[Start of DATASET RECORDS]
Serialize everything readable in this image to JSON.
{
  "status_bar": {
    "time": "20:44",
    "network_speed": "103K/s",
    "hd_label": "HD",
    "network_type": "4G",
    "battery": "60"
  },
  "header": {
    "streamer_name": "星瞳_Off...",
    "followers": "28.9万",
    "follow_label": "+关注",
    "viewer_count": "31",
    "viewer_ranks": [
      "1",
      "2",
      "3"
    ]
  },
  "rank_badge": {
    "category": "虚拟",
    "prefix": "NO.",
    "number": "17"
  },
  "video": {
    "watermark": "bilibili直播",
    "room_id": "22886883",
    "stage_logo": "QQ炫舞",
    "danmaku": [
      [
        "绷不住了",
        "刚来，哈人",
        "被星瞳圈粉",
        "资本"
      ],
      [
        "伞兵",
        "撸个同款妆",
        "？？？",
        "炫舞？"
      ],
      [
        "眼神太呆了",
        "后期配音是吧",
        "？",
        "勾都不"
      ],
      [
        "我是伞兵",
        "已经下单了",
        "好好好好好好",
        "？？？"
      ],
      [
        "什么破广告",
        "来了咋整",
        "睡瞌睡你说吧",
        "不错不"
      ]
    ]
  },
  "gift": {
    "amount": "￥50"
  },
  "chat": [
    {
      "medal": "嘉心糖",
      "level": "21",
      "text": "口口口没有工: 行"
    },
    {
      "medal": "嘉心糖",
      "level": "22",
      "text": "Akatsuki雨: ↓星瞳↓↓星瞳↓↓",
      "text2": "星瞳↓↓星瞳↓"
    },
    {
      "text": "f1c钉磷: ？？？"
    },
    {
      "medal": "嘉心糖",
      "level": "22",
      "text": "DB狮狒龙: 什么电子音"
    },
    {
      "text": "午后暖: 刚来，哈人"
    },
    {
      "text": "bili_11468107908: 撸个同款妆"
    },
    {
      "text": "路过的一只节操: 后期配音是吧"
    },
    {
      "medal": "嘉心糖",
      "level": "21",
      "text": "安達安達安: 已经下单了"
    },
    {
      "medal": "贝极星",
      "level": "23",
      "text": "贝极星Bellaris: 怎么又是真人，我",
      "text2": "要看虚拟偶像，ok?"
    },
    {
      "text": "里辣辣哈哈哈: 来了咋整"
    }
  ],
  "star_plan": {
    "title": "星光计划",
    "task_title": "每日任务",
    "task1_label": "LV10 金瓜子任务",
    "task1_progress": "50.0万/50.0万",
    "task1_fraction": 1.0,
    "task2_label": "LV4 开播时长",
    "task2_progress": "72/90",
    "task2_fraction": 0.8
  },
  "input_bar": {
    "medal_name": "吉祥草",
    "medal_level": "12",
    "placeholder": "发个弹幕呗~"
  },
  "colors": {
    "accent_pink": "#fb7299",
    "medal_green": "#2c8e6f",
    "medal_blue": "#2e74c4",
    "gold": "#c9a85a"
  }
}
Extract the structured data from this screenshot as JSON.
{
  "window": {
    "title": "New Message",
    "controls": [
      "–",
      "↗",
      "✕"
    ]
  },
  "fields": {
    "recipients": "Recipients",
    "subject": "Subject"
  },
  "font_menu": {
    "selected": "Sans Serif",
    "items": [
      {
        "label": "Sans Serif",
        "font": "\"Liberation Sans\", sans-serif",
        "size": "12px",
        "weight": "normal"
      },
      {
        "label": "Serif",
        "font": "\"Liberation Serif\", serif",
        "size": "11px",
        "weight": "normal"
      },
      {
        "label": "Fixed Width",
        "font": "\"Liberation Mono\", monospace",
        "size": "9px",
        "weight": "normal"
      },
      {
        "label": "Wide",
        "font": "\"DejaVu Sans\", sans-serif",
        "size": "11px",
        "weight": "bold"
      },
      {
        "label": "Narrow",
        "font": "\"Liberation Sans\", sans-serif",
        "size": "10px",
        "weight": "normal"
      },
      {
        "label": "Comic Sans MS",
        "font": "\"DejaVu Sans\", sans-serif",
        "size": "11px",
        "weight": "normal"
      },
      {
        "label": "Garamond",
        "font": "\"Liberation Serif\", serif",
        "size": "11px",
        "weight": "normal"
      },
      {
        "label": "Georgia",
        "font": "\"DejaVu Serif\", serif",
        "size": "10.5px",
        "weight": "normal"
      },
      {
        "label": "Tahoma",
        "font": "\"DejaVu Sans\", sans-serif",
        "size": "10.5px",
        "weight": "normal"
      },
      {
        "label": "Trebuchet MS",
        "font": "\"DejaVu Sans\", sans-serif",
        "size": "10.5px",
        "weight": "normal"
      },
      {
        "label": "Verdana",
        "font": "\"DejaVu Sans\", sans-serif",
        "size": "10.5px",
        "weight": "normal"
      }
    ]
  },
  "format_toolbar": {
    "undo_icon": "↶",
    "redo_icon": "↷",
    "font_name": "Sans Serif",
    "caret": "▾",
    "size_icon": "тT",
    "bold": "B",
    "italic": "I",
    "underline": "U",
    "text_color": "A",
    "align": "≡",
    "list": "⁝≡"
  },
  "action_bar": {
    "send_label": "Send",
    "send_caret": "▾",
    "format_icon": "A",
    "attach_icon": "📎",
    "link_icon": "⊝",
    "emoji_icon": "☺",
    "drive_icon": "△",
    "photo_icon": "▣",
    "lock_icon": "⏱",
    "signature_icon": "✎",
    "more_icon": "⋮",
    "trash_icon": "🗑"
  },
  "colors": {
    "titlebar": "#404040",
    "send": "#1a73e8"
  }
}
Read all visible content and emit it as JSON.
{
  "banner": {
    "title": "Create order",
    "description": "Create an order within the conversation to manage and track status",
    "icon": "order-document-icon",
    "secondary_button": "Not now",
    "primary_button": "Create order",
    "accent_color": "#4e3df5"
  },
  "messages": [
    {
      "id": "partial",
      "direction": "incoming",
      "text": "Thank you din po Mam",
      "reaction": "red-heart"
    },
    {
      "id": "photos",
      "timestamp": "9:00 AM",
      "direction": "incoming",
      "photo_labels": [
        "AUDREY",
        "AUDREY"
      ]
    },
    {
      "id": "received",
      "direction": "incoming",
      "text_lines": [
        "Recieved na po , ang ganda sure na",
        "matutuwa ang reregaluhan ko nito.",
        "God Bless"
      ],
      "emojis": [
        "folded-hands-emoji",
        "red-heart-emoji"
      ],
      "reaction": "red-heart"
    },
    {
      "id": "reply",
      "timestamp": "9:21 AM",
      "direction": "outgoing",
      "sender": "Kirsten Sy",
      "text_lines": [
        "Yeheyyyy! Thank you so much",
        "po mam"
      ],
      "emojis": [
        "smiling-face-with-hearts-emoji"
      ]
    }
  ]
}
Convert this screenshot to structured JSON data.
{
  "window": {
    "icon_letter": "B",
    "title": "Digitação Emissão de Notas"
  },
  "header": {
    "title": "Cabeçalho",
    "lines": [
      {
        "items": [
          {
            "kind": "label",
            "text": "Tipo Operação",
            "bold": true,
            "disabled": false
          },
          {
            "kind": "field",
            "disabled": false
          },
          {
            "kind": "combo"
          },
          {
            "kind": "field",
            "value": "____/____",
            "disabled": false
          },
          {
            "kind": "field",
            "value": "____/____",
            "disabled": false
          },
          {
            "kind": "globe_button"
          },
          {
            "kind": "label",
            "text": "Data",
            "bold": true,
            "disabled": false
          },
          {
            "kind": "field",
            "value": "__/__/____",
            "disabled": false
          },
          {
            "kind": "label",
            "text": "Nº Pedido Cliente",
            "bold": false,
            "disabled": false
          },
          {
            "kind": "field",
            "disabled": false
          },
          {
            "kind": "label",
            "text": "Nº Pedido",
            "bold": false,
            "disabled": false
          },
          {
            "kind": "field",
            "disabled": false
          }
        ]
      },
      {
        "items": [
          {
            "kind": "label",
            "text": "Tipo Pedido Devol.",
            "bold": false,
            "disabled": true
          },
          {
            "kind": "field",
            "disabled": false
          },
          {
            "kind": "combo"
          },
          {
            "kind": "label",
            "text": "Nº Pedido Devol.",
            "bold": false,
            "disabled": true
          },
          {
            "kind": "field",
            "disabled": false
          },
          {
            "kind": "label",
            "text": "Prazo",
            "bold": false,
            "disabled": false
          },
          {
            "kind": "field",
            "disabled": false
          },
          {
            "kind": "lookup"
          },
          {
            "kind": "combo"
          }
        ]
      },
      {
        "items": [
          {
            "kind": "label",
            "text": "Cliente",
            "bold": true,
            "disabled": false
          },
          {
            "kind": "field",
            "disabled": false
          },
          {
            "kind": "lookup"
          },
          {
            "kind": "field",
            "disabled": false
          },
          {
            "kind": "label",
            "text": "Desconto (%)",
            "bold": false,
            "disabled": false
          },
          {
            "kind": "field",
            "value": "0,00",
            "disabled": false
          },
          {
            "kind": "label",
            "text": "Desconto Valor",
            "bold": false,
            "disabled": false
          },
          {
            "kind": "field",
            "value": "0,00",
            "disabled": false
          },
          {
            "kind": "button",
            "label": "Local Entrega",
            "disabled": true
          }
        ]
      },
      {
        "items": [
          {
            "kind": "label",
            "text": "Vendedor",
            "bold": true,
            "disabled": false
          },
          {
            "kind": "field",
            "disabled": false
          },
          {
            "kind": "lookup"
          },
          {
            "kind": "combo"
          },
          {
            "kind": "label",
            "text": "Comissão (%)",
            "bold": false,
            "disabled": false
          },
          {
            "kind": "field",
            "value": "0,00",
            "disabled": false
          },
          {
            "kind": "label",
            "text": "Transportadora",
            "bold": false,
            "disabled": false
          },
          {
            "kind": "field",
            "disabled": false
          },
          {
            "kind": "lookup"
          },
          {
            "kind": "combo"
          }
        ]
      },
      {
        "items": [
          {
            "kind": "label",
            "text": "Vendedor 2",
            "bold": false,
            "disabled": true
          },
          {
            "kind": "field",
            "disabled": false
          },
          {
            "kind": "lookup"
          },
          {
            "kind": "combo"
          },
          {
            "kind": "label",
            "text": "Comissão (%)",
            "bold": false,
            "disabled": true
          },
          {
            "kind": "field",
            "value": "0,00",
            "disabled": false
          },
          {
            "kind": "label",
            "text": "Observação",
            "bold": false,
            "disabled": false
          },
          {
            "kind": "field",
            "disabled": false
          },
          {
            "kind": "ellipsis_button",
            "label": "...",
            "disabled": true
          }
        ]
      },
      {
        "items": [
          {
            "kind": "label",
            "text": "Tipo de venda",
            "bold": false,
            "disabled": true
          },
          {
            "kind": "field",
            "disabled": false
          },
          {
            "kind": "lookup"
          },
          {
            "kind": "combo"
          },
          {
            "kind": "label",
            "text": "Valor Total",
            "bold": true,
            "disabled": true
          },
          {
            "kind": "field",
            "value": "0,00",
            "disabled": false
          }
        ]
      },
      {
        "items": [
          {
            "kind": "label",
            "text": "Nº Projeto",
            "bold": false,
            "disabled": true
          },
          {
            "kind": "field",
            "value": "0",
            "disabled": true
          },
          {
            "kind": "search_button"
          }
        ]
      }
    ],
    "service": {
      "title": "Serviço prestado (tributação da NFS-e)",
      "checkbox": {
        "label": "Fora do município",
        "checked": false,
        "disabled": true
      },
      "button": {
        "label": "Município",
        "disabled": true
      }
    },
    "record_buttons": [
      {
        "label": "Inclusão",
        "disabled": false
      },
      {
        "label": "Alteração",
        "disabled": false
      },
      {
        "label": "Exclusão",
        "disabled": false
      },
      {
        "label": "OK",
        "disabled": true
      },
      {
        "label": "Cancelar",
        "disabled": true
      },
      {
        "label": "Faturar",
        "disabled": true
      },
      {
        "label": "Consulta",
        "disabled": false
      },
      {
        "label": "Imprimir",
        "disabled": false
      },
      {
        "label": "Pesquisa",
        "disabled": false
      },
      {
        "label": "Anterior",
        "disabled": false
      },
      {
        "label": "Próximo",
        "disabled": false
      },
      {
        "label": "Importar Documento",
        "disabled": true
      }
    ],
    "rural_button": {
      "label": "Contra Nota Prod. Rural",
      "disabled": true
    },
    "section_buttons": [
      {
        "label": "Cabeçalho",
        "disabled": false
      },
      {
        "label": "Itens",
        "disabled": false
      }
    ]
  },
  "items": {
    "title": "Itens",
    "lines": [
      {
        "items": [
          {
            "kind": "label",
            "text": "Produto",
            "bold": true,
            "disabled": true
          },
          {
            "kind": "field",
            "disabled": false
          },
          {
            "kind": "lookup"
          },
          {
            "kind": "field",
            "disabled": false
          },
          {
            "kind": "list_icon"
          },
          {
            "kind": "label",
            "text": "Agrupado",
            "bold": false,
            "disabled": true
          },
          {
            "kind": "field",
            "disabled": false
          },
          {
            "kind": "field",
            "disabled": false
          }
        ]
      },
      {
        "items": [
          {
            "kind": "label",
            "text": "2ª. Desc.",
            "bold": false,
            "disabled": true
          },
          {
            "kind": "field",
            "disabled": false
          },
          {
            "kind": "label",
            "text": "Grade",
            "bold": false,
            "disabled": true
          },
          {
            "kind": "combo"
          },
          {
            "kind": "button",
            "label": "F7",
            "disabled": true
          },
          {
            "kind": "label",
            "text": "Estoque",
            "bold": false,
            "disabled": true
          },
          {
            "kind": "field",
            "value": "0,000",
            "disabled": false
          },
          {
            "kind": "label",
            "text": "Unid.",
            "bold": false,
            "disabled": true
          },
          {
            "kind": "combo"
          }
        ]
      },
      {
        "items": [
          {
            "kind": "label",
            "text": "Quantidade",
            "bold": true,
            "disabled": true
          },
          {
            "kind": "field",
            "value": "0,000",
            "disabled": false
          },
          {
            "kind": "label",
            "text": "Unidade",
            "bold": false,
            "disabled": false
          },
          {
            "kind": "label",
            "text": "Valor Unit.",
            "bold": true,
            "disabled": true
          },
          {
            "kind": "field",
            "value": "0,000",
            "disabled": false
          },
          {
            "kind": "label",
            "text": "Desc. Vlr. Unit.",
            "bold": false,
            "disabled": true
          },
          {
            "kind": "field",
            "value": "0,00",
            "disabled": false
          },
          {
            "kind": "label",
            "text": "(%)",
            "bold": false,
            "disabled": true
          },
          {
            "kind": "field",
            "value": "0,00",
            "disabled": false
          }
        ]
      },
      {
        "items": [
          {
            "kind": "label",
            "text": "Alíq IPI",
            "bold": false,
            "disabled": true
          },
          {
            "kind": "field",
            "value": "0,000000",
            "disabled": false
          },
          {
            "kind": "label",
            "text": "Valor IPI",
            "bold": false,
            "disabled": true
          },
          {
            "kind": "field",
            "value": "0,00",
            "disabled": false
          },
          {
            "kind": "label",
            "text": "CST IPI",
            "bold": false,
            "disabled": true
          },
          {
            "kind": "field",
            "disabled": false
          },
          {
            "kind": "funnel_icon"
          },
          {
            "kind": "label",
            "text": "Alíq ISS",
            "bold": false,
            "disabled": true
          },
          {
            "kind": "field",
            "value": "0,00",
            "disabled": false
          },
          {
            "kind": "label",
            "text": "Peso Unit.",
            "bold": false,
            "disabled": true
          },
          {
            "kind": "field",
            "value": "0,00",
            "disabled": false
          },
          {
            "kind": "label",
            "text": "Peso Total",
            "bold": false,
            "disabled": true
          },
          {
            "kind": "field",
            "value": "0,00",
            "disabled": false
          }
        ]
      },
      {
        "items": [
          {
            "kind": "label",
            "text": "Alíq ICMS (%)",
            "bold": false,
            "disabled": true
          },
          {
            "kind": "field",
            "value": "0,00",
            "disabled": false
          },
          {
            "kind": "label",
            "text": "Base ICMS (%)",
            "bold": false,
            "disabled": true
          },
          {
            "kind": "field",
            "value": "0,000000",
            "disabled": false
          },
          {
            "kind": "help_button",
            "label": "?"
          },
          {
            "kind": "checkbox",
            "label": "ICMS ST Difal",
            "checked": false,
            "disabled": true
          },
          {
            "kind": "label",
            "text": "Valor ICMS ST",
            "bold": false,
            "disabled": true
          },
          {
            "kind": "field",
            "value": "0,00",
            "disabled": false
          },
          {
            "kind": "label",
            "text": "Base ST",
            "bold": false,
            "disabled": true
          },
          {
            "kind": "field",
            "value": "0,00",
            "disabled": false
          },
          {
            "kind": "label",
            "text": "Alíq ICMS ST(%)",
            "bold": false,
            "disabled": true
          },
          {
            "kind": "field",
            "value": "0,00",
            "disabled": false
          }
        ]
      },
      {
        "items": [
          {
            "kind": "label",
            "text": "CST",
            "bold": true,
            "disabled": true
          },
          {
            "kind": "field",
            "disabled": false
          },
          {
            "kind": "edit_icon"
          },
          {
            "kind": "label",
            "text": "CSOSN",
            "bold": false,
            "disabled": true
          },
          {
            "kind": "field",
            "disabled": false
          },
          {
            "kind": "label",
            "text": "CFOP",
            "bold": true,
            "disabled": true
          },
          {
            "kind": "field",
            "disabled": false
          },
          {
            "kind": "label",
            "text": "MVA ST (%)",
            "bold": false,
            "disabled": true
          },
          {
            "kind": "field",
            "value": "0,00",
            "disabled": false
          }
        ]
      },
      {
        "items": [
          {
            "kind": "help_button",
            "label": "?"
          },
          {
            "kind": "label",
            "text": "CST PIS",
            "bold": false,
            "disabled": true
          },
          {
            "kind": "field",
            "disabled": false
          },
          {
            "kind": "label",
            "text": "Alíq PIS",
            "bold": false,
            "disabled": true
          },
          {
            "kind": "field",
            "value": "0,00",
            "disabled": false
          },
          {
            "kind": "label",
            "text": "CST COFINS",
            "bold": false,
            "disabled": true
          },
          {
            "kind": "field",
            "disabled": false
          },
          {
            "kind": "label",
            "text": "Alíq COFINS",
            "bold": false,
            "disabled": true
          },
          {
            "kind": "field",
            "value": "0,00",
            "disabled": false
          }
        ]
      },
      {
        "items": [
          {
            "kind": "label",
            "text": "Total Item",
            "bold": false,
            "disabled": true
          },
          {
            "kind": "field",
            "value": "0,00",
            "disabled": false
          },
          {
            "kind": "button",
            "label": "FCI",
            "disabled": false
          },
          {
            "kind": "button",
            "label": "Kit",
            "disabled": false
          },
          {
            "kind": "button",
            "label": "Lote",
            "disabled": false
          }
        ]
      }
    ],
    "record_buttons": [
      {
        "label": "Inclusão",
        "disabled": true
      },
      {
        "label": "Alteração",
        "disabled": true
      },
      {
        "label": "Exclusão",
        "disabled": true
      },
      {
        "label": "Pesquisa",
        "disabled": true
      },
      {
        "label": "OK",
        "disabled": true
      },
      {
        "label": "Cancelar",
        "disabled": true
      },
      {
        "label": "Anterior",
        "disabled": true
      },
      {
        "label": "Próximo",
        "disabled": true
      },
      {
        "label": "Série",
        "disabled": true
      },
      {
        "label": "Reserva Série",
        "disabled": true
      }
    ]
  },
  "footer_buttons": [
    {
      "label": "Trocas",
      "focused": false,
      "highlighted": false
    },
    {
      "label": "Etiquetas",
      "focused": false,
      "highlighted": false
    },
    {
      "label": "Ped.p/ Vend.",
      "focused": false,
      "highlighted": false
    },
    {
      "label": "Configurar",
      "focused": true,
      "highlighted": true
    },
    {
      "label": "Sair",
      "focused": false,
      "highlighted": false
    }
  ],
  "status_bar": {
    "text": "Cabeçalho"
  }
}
[End of DATASET RECORDS]
> [TASK]: Where a line in the material contains "Unit", copy that line.

> [ANSWER TO THE TASK]:
            "text": "Valor Unit.",
            "text": "Desc. Vlr. Unit.",
            "text": "Peso Unit.",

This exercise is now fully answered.